┌──

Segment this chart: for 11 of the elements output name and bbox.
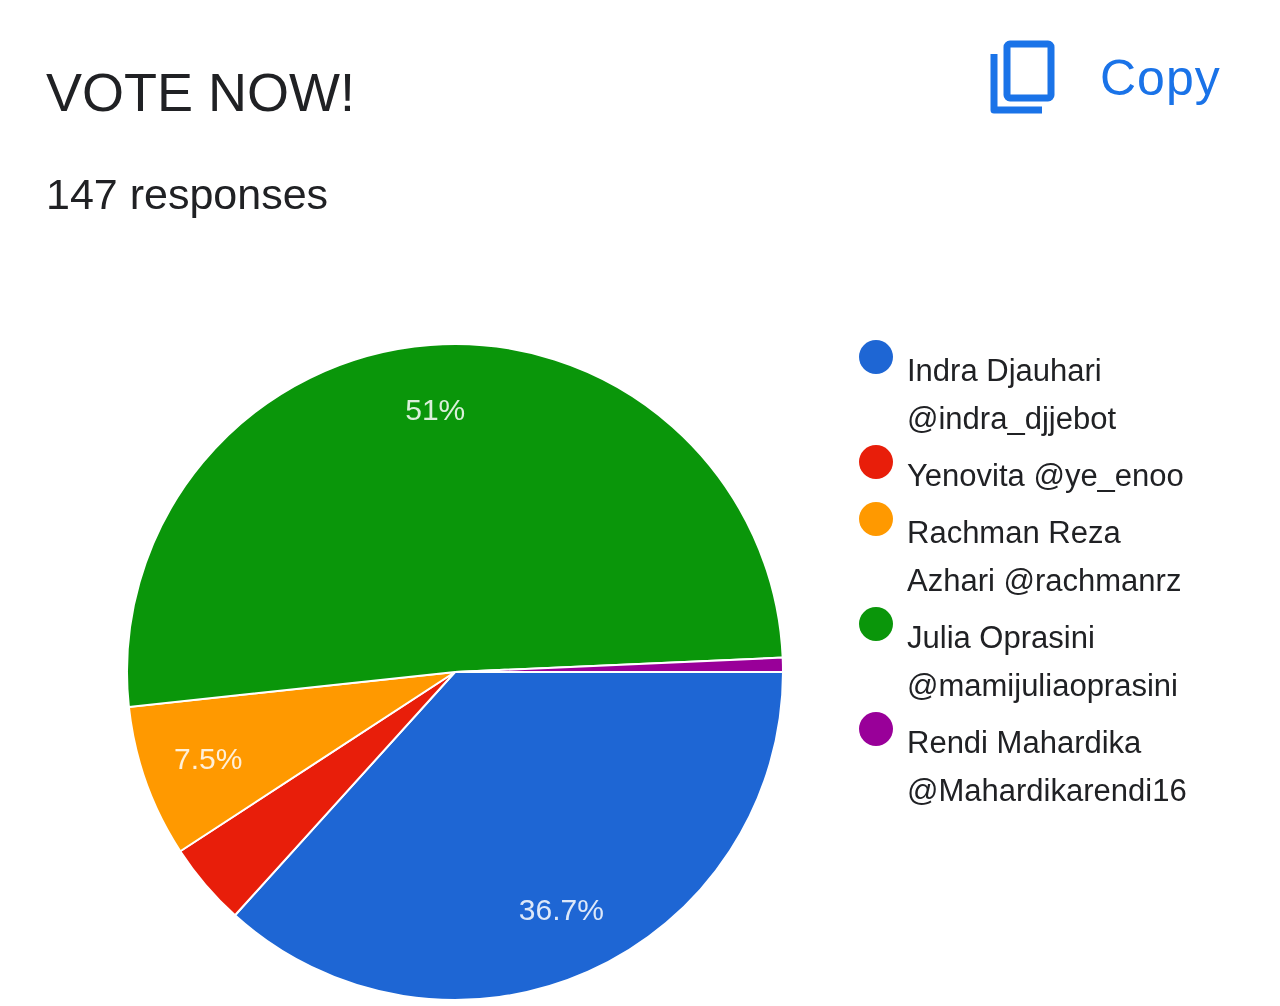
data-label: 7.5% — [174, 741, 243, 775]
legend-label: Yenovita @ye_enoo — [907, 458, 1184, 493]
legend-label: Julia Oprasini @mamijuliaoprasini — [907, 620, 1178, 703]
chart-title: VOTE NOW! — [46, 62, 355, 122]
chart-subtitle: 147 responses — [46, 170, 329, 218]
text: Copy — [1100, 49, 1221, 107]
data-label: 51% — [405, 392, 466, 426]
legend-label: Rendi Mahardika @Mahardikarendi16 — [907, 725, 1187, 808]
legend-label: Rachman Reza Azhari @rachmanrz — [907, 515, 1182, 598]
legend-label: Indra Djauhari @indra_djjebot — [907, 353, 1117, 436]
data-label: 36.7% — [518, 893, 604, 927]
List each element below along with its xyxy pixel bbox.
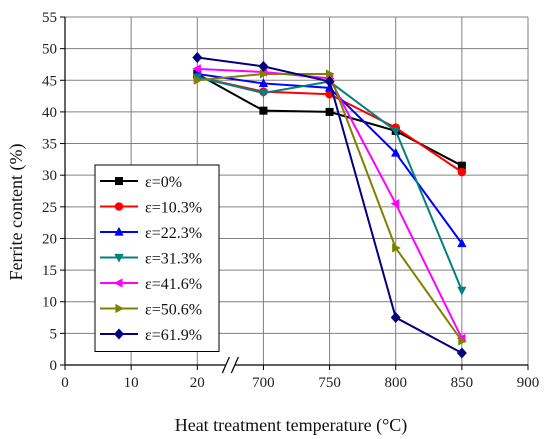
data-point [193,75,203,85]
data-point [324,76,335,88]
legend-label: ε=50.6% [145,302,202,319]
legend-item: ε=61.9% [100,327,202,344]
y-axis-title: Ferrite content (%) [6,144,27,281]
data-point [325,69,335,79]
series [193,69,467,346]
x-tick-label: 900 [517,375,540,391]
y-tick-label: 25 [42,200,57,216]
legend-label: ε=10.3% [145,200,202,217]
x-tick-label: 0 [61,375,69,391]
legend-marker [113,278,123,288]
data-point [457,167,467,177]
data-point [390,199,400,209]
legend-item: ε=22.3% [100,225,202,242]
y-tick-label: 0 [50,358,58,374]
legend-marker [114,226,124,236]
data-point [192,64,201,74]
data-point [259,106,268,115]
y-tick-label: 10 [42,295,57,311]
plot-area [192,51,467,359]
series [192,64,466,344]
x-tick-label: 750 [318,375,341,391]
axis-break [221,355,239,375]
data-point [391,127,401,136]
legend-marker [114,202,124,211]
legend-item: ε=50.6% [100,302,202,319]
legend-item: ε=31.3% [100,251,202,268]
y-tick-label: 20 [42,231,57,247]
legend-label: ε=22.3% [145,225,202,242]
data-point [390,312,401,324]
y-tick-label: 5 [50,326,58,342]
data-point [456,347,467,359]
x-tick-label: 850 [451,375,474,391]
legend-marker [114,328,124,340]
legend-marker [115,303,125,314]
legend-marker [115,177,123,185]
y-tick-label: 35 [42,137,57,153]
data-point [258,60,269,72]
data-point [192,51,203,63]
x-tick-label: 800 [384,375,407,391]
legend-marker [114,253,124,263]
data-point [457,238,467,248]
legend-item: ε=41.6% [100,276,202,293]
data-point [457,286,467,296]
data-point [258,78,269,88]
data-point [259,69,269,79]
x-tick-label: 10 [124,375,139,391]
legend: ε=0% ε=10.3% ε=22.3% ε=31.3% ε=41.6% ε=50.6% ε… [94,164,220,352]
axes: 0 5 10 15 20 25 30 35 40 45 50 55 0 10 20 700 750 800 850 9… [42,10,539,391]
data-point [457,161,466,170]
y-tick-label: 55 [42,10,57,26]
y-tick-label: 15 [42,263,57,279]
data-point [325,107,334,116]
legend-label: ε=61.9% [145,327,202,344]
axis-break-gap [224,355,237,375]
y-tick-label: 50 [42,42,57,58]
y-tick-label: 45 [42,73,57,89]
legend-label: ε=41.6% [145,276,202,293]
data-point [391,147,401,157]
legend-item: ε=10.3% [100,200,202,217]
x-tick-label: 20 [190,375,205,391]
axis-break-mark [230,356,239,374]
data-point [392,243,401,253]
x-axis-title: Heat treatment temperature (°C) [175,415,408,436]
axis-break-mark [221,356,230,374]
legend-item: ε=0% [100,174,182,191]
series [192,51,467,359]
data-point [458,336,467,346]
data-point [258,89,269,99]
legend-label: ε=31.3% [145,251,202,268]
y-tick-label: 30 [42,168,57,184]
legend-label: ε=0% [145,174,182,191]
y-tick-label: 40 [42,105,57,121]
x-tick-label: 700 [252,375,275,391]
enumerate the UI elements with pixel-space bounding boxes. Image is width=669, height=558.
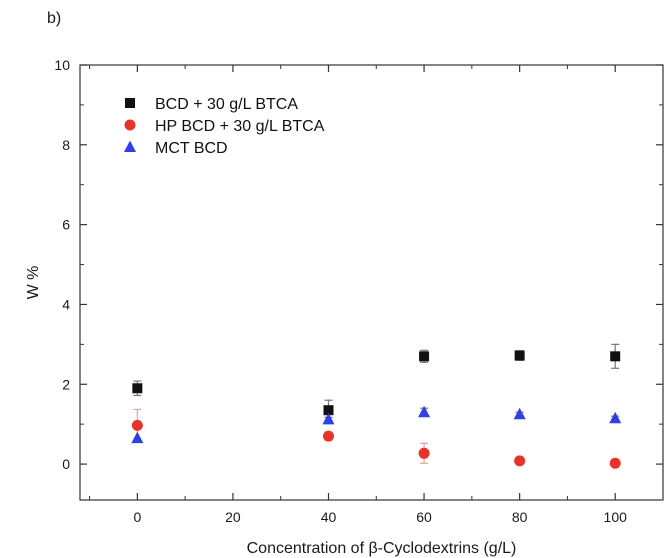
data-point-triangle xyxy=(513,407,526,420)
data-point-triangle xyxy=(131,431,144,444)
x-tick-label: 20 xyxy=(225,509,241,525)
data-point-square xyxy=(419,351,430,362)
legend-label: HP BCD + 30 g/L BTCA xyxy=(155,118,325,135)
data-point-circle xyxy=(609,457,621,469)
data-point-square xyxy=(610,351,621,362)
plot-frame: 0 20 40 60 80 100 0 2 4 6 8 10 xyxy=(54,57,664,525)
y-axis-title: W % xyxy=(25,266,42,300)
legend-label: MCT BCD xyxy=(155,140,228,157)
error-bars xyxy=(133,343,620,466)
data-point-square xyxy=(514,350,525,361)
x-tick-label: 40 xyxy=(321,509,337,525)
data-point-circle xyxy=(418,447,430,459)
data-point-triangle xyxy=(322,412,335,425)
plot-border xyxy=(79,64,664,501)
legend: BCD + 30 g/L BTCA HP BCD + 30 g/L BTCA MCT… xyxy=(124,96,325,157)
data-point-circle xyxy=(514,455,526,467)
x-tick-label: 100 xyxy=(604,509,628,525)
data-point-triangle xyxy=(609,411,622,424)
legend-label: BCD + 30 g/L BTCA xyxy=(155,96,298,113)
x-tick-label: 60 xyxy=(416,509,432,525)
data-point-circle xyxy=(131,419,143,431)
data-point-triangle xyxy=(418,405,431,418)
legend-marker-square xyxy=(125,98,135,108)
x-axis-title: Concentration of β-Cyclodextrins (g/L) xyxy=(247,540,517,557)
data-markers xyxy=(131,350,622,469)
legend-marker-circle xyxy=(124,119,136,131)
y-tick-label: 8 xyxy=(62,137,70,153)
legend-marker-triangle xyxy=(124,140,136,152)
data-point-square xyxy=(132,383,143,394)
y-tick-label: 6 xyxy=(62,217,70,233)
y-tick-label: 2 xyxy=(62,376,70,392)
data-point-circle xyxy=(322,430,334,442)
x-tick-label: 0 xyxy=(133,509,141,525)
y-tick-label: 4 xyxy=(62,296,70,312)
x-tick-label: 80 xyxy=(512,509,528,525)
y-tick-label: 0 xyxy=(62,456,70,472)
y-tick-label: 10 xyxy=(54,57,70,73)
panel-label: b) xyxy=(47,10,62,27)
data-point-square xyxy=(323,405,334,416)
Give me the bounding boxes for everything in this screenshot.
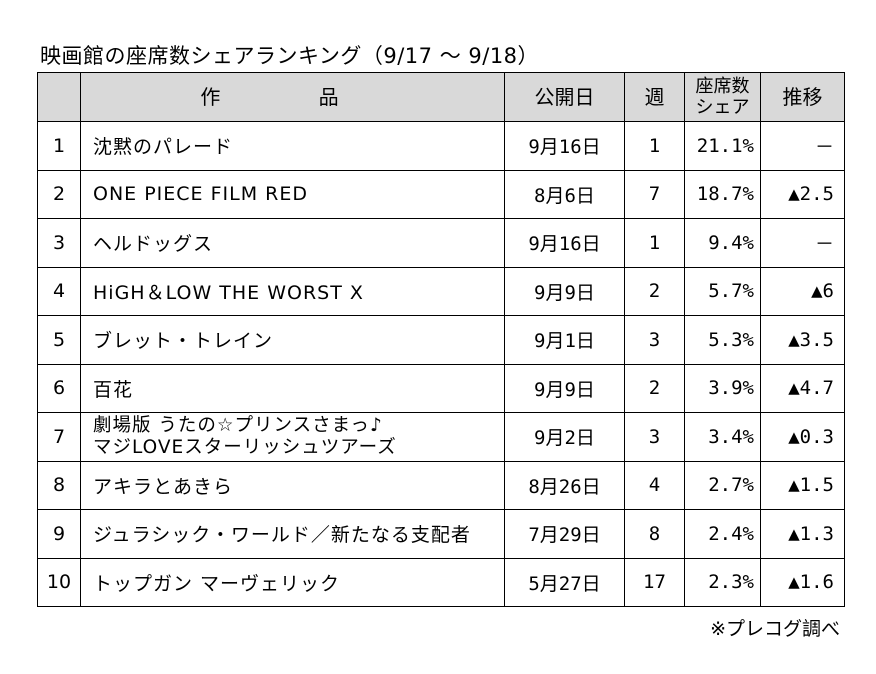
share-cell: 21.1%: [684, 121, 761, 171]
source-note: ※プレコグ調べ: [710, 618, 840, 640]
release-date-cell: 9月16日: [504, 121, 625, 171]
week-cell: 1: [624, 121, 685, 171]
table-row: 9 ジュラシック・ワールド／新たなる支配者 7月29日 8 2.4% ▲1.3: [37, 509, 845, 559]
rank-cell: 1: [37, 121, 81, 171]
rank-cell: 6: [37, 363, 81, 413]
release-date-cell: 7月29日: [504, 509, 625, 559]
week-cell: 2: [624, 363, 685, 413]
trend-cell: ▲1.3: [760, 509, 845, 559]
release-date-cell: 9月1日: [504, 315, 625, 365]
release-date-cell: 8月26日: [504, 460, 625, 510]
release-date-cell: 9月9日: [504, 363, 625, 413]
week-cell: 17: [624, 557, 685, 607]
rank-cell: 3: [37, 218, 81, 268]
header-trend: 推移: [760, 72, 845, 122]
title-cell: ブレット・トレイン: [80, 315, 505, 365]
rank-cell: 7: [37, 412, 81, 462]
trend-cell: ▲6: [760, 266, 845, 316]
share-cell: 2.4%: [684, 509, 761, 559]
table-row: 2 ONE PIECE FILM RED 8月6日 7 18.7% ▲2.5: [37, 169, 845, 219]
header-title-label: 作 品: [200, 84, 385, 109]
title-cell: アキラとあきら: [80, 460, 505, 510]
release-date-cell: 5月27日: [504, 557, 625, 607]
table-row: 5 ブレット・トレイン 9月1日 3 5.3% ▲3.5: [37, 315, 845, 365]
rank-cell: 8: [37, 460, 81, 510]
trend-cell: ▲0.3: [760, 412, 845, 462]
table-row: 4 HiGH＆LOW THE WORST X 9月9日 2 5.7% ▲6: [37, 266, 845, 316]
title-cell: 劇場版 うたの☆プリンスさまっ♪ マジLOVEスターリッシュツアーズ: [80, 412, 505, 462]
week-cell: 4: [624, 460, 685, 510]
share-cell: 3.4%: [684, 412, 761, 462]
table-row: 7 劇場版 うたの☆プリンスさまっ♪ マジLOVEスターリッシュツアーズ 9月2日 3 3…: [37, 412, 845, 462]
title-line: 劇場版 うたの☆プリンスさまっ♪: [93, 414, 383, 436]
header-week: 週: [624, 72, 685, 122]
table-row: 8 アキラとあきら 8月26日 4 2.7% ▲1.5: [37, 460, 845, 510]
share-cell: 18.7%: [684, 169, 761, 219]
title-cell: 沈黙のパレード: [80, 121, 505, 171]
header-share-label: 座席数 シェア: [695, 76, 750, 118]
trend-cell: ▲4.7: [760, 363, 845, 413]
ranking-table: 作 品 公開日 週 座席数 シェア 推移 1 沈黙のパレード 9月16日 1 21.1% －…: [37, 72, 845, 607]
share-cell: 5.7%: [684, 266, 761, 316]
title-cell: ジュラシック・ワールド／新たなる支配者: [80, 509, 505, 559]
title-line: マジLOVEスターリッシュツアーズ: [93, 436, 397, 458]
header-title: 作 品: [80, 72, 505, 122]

└──

• **Given exercise**
Rewrite the records starting with the line containing "data-point-triangle xyxy=(513,407,526,420)" and going on through the line containing "data-point-square xyxy=(610,351,621,362)", with both of those lines included. Change "data-point-triangle" to "data-point-diamond", keep everything else the same, and return only those lines.

• **The answer**
data-point-diamond xyxy=(513,407,526,420)
data-point-diamond xyxy=(131,431,144,444)
x-tick-label: 20 xyxy=(225,509,241,525)
data-point-square xyxy=(419,351,430,362)
legend-label: HP BCD + 30 g/L BTCA xyxy=(155,118,325,135)
data-point-circle xyxy=(609,457,621,469)
data-point-square xyxy=(610,351,621,362)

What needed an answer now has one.